▸ Goal
Write the data out again, exactly as given.

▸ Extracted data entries
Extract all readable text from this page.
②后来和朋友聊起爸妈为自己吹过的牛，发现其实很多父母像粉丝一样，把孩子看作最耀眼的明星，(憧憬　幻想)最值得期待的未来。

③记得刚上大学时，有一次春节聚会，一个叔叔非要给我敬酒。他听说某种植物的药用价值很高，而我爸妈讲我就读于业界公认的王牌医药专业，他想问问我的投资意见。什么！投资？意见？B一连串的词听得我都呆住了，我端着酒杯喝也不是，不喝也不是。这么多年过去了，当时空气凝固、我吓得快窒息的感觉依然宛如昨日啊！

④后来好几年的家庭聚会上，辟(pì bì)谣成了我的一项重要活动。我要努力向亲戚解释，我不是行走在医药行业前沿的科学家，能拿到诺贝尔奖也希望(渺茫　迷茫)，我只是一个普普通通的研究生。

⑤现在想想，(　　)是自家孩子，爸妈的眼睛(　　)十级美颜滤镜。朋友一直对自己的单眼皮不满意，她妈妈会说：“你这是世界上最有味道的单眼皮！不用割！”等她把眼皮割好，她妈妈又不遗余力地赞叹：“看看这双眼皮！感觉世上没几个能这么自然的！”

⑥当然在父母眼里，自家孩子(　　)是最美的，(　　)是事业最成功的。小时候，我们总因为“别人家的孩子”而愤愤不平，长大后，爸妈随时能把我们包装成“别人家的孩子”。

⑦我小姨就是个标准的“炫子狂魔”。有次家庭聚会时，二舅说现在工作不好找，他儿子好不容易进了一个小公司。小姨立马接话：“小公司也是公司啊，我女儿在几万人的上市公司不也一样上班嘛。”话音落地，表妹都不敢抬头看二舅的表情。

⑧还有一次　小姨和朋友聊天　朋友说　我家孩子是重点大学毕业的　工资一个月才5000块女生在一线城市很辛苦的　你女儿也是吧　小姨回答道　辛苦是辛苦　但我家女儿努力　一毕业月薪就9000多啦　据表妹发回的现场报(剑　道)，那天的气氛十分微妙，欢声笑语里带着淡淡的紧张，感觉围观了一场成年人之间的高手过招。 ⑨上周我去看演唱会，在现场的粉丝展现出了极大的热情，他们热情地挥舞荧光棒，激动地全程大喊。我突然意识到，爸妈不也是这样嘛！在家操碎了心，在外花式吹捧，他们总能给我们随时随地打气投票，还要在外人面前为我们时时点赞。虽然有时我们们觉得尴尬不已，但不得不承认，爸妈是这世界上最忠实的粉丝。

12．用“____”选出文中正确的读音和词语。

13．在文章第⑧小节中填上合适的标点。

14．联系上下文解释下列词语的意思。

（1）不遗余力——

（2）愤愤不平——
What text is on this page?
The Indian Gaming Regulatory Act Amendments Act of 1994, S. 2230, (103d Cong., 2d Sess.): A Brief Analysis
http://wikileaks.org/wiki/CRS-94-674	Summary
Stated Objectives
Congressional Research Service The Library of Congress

▸ Solution for this exercise
Extract all readable text from this page.
②后来和朋友聊起爸妈为自己吹过的牛，发现其实很多父母像粉丝一样，把孩子看作最耀眼的明星，(憧憬　幻想)最值得期待的未来。

③记得刚上大学时，有一次春节聚会，一个叔叔非要给我敬酒。他听说某种植物的药用价值很高，而我爸妈讲我就读于业界公认的王牌医药专业，他想问问我的投资意见。什么！投资？意见？B一连串的词听得我都呆住了，我端着酒杯喝也不是，不喝也不是。这么多年过去了，当时空气凝固、我吓得快窒息的感觉依然宛如昨日啊！

④后来好几年的家庭聚会上，辟(pì bì)谣成了我的一项重要活动。我要努力向亲戚解释，我不是行走在医药行业前沿的科学家，能拿到诺贝尔奖也希望(渺茫　迷茫)，我只是一个普普通通的研究生。

⑤现在想想，(　　)是自家孩子，爸妈的眼睛(　　)十级美颜滤镜。朋友一直对自己的单眼皮不满意，她妈妈会说：“你这是世界上最有味道的单眼皮！不用割！”等她把眼皮割好，她妈妈又不遗余力地赞叹：“看看这双眼皮！感觉世上没几个能这么自然的！”

⑥当然在父母眼里，自家孩子(　　)是最美的，(　　)是事业最成功的。小时候，我们总因为“别人家的孩子”而愤愤不平，长大后，爸妈随时能把我们包装成“别人家的孩子”。

⑦我小姨就是个标准的“炫子狂魔”。有次家庭聚会时，二舅说现在工作不好找，他儿子好不容易进了一个小公司。小姨立马接话：“小公司也是公司啊，我女儿在几万人的上市公司不也一样上班嘛。”话音落地，表妹都不敢抬头看二舅的表情。

⑧还有一次　小姨和朋友聊天　朋友说　我家孩子是重点大学毕业的　工资一个月才5000块女生在一线城市很辛苦的　你女儿也是吧　小姨回答道　辛苦是辛苦　但我家女儿努力　一毕业月薪就9000多啦　据表妹发回的现场报(剑　道)，那天的气氛十分微妙，欢声笑语里带着淡淡的紧张，感觉围观了一场成年人之间的高手过招。 ⑨上周我去看演唱会，在现场的粉丝展现出了极大的热情，他们热情地挥舞荧光棒，激动地全程大喊。我突然意识到，爸妈不也是这样嘛！在家操碎了心，在外花式吹捧，他们总能给我们随时随地打气投票，还要在外人面前为我们时时点赞。虽然有时我们们觉得尴尬不已，但不得不承认，爸妈是这世界上最忠实的粉丝。

12．用“____”选出文中正确的读音和词语。

13．在文章第⑧小节中填上合适的标点。

14．联系上下文解释下列词语的意思。

（1）不遗余力——

（2）愤愤不平——
What text is on this page?
The Indian Gaming Regulatory Act Amendments Act of 1994, S. 2230, (103d Cong., 2d Sess.): A Brief Analysis
http://wikileaks.org/wiki/CRS-94-674	Summary
Stated Objectives
Congressional Research Service The Library of Congress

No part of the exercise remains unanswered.